TASK REQUIREMENTS: In the entries below, count every line containing "ylabel". Return the number and nothing else.

Records about charts and figures:
=====
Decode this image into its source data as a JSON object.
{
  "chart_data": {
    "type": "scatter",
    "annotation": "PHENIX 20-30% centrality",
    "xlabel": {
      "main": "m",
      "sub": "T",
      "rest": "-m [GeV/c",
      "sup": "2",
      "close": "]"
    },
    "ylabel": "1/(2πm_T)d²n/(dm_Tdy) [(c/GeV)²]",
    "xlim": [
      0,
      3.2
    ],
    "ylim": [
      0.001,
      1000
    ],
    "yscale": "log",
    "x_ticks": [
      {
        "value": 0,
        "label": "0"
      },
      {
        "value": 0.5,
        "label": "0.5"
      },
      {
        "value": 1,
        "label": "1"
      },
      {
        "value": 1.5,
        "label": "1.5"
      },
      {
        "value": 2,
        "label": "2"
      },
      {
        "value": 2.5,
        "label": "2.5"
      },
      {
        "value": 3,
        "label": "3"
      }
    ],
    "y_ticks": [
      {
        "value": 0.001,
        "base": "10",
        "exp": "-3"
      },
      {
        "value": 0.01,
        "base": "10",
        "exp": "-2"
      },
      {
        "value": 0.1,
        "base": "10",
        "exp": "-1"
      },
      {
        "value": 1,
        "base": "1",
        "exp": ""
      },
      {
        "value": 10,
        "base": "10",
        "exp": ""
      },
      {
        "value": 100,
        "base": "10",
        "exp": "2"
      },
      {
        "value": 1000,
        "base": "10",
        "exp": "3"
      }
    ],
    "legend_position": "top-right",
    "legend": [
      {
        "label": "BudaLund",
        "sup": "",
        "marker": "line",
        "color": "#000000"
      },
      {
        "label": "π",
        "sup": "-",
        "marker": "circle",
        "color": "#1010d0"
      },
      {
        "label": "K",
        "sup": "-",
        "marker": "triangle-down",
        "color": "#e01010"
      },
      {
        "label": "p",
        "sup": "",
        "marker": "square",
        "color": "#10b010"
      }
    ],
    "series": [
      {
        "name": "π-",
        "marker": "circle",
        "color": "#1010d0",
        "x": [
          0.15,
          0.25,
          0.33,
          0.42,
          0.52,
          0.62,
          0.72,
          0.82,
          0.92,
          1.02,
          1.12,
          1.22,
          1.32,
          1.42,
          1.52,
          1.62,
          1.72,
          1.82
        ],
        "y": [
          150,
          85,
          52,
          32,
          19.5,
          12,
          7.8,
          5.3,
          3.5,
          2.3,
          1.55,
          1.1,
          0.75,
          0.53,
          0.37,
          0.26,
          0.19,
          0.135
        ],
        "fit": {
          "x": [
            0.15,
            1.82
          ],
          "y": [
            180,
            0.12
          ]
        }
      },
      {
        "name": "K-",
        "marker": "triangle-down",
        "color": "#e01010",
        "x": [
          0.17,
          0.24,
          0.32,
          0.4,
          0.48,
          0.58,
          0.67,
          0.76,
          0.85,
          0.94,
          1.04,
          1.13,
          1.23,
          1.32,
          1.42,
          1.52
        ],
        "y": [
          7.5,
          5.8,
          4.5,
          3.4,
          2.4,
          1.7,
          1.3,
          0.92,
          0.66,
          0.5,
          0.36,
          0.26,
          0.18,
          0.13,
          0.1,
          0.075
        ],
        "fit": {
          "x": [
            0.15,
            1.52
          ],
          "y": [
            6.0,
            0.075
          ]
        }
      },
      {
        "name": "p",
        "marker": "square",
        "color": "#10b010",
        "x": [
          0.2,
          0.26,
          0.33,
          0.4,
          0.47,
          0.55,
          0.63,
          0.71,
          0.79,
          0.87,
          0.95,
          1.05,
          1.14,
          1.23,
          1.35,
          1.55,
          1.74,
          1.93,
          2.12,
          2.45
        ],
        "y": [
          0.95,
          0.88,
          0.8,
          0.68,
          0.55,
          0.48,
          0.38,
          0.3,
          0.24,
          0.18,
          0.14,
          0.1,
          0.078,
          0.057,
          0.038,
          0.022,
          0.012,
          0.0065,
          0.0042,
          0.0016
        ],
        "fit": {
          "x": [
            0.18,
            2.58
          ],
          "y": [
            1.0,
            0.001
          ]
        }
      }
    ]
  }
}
=====
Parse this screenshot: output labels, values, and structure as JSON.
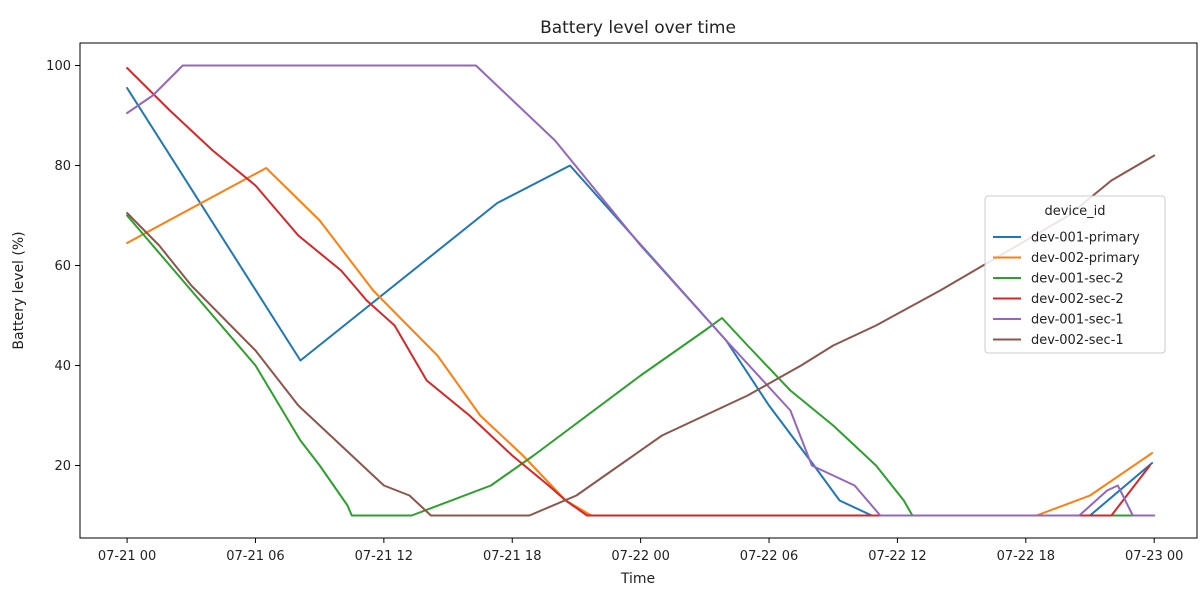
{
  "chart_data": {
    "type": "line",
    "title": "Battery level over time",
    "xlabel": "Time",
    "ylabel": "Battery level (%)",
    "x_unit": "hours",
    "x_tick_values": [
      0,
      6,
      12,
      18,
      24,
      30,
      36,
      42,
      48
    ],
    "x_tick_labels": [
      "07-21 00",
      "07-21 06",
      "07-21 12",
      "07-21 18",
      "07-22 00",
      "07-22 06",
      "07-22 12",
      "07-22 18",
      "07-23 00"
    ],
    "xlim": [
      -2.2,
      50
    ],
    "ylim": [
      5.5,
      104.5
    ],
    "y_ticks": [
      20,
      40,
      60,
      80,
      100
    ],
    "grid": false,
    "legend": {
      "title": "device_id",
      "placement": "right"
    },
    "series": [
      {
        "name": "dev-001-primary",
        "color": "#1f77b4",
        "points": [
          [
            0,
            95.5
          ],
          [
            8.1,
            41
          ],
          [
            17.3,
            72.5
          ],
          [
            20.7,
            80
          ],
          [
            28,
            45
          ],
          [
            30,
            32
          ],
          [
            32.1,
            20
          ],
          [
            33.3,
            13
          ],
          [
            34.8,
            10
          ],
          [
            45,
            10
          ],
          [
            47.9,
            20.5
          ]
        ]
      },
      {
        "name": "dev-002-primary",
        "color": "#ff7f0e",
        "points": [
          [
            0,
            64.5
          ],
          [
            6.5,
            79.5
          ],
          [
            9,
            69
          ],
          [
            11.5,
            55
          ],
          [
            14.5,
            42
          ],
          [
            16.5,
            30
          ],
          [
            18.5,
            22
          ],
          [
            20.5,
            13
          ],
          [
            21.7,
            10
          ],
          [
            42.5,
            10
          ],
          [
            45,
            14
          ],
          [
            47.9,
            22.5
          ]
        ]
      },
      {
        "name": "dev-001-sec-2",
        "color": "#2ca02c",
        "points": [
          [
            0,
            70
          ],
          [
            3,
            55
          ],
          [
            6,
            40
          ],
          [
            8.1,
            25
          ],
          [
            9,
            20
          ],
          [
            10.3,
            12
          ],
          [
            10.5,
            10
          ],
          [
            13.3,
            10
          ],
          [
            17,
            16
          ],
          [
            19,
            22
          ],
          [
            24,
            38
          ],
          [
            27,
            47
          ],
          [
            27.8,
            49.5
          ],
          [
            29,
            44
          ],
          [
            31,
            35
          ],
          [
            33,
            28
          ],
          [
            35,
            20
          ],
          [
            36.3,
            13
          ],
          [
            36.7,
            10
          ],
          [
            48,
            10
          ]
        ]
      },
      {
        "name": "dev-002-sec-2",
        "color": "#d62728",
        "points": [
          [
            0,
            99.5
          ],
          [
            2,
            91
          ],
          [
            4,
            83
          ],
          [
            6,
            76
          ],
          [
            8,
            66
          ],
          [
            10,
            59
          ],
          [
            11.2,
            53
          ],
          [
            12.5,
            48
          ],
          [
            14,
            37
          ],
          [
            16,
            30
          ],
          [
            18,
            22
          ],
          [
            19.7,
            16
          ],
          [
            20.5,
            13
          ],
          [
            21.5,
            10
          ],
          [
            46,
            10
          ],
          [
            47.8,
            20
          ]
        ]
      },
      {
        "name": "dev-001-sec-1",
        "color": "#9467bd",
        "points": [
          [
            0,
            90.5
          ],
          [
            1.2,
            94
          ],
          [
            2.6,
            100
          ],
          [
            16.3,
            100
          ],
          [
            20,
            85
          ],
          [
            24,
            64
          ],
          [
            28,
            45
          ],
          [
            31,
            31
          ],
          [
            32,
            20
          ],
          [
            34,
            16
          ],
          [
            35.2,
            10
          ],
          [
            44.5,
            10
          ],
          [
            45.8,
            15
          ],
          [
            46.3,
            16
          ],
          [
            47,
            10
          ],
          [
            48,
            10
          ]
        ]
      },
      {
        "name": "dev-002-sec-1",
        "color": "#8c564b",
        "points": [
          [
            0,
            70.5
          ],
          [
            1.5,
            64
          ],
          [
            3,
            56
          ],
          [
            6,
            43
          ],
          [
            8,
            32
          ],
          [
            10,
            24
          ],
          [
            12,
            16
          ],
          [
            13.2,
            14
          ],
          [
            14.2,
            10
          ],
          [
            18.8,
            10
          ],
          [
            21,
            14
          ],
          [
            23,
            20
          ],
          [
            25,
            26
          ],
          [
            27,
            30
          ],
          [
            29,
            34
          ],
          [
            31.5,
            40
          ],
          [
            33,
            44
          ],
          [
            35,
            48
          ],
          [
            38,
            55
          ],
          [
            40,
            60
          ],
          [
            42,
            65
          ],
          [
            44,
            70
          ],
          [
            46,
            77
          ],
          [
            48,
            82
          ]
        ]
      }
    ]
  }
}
=====
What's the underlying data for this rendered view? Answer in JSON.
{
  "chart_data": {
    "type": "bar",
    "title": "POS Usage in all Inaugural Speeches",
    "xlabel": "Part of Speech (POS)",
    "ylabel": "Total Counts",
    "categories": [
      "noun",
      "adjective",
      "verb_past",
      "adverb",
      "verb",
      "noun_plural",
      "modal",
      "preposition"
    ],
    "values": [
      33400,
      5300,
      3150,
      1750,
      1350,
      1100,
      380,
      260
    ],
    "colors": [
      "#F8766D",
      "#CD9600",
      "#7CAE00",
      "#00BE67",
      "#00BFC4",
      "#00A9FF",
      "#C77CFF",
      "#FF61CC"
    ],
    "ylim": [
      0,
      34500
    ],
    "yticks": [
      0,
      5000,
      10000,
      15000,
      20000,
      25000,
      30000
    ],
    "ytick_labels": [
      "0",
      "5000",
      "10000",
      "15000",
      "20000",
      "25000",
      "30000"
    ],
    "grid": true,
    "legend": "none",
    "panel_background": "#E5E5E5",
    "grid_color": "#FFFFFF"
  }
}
=====
TASK RESULT: 3